- [TASK]:
Gather all lines in the entries that include the word "Backup".
*-*-*
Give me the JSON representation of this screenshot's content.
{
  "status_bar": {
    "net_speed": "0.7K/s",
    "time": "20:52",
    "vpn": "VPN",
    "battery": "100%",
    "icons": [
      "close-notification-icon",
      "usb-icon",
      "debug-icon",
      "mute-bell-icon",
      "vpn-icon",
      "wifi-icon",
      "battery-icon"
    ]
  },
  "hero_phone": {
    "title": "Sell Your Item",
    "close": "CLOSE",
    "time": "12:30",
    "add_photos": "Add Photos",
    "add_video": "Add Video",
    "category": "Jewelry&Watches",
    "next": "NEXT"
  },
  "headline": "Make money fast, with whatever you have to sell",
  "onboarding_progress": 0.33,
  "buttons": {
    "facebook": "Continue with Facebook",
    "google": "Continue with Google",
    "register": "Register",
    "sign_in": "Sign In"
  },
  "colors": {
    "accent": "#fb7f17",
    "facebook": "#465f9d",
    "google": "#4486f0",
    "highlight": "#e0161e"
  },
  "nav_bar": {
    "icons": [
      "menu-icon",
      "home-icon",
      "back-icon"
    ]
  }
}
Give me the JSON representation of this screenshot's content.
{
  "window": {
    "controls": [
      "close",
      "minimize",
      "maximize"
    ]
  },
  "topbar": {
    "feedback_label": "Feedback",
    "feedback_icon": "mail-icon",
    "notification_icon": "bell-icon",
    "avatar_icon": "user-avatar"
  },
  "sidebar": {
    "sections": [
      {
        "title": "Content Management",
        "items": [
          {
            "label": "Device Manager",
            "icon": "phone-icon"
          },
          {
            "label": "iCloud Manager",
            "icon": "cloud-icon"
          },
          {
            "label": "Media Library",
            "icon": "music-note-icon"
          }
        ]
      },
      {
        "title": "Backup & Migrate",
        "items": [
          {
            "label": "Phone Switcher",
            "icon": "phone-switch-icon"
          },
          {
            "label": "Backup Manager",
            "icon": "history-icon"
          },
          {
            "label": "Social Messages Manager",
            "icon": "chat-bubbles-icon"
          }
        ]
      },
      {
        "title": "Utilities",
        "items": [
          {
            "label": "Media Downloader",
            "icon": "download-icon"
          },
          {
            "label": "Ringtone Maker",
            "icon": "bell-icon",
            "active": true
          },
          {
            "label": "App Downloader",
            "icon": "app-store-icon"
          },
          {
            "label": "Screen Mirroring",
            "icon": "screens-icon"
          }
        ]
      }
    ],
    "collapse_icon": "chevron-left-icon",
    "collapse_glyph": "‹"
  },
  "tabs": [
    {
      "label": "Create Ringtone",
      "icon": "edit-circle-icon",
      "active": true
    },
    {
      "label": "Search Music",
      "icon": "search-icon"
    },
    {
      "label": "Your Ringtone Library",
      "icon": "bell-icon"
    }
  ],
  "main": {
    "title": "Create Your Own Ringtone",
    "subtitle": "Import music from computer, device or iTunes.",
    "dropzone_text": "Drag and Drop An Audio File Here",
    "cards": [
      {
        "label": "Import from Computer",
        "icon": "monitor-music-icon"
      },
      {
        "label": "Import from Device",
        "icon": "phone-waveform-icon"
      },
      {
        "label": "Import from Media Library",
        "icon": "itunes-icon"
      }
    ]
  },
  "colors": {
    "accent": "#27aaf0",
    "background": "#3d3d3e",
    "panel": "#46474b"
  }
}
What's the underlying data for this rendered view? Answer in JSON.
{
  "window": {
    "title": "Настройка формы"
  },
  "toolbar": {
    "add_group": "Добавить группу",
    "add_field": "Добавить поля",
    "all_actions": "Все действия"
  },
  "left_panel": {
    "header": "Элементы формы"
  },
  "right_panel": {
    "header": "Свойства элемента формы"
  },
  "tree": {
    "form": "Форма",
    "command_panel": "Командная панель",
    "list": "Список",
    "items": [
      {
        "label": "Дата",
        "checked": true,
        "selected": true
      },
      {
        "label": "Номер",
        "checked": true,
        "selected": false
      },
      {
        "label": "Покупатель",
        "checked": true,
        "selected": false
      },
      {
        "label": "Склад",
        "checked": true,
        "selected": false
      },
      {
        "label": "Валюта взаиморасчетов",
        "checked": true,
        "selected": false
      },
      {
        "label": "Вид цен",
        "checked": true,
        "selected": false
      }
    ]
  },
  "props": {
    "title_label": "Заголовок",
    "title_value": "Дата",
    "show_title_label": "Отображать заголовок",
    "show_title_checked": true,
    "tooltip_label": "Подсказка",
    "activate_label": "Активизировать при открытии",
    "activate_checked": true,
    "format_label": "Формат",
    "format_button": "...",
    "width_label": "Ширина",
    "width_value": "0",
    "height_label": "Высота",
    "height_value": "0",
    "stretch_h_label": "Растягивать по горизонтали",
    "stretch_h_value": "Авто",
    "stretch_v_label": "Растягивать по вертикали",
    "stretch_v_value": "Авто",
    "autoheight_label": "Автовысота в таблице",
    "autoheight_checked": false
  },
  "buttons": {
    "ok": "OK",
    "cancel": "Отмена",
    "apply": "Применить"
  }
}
*-*-*
- [CORRECT RESULT]:
        "title": "Backup & Migrate",
            "label": "Backup Manager",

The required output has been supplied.